Stated task
Each line that follows is to be retyped exactly.

Records that describe figures

------------------------------

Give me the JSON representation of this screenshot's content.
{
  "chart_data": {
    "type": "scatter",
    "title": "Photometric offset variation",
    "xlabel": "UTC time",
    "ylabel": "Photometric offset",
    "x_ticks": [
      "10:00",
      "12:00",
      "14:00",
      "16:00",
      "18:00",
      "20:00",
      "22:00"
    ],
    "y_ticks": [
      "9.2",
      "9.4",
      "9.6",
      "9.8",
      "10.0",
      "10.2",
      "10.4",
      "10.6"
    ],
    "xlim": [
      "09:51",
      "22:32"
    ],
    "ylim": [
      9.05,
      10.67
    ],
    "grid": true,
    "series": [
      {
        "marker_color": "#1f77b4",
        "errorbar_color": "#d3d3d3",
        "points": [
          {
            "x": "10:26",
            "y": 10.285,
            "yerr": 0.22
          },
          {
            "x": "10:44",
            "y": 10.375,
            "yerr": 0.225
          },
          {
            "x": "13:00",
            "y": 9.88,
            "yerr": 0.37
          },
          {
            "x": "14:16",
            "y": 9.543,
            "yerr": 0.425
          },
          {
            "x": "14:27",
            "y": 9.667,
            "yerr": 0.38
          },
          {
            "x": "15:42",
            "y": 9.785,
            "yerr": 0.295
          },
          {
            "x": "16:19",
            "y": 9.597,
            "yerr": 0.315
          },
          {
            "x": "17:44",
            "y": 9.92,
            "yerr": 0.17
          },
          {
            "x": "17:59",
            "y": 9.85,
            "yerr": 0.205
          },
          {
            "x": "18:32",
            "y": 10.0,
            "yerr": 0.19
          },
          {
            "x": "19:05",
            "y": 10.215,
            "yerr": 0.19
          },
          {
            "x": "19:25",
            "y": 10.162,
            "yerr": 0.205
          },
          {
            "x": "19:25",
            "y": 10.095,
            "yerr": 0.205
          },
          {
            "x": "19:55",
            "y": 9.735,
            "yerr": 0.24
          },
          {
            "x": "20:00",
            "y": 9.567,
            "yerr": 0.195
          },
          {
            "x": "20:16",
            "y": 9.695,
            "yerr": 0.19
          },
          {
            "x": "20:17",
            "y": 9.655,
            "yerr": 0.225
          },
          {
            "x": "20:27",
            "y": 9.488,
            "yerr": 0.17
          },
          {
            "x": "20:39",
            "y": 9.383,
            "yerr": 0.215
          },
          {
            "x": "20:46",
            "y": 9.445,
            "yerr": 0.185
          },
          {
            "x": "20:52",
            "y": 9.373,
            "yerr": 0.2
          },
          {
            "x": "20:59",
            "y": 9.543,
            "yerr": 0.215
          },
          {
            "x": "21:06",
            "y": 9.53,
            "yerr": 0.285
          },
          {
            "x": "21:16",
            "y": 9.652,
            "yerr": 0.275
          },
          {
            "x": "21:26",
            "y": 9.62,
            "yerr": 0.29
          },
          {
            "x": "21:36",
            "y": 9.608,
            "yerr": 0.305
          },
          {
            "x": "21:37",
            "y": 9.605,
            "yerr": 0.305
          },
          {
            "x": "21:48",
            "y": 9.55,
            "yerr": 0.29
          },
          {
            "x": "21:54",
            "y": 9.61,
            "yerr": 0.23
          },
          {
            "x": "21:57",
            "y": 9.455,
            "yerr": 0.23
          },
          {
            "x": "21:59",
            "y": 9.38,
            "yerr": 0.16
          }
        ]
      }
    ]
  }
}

------------------------------

Solution
Give me the JSON representation of this screenshot's content.
{
  "chart_data": {
    "type": "scatter",
    "title": "Photometric offset variation",
    "xlabel": "UTC time",
    "ylabel": "Photometric offset",
    "x_ticks": [
      "10:00",
      "12:00",
      "14:00",
      "16:00",
      "18:00",
      "20:00",
      "22:00"
    ],
    "y_ticks": [
      "9.2",
      "9.4",
      "9.6",
      "9.8",
      "10.0",
      "10.2",
      "10.4",
      "10.6"
    ],
    "xlim": [
      "09:51",
      "22:32"
    ],
    "ylim": [
      9.05,
      10.67
    ],
    "grid": true,
    "series": [
      {
        "marker_color": "#1f77b4",
        "errorbar_color": "#d3d3d3",
        "points": [
          {
            "x": "10:26",
            "y": 10.285,
            "yerr": 0.22
          },
          {
            "x": "10:44",
            "y": 10.375,
            "yerr": 0.225
          },
          {
            "x": "13:00",
            "y": 9.88,
            "yerr": 0.37
          },
          {
            "x": "14:16",
            "y": 9.543,
            "yerr": 0.425
          },
          {
            "x": "14:27",
            "y": 9.667,
            "yerr": 0.38
          },
          {
            "x": "15:42",
            "y": 9.785,
            "yerr": 0.295
          },
          {
            "x": "16:19",
            "y": 9.597,
            "yerr": 0.315
          },
          {
            "x": "17:44",
            "y": 9.92,
            "yerr": 0.17
          },
          {
            "x": "17:59",
            "y": 9.85,
            "yerr": 0.205
          },
          {
            "x": "18:32",
            "y": 10.0,
            "yerr": 0.19
          },
          {
            "x": "19:05",
            "y": 10.215,
            "yerr": 0.19
          },
          {
            "x": "19:25",
            "y": 10.162,
            "yerr": 0.205
          },
          {
            "x": "19:25",
            "y": 10.095,
            "yerr": 0.205
          },
          {
            "x": "19:55",
            "y": 9.735,
            "yerr": 0.24
          },
          {
            "x": "20:00",
            "y": 9.567,
            "yerr": 0.195
          },
          {
            "x": "20:16",
            "y": 9.695,
            "yerr": 0.19
          },
          {
            "x": "20:17",
            "y": 9.655,
            "yerr": 0.225
          },
          {
            "x": "20:27",
            "y": 9.488,
            "yerr": 0.17
          },
          {
            "x": "20:39",
            "y": 9.383,
            "yerr": 0.215
          },
          {
            "x": "20:46",
            "y": 9.445,
            "yerr": 0.185
          },
          {
            "x": "20:52",
            "y": 9.373,
            "yerr": 0.2
          },
          {
            "x": "20:59",
            "y": 9.543,
            "yerr": 0.215
          },
          {
            "x": "21:06",
            "y": 9.53,
            "yerr": 0.285
          },
          {
            "x": "21:16",
            "y": 9.652,
            "yerr": 0.275
          },
          {
            "x": "21:26",
            "y": 9.62,
            "yerr": 0.29
          },
          {
            "x": "21:36",
            "y": 9.608,
            "yerr": 0.305
          },
          {
            "x": "21:37",
            "y": 9.605,
            "yerr": 0.305
          },
          {
            "x": "21:48",
            "y": 9.55,
            "yerr": 0.29
          },
          {
            "x": "21:54",
            "y": 9.61,
            "yerr": 0.23
          },
          {
            "x": "21:57",
            "y": 9.455,
            "yerr": 0.23
          },
          {
            "x": "21:59",
            "y": 9.38,
            "yerr": 0.16
          }
        ]
      }
    ]
  }
}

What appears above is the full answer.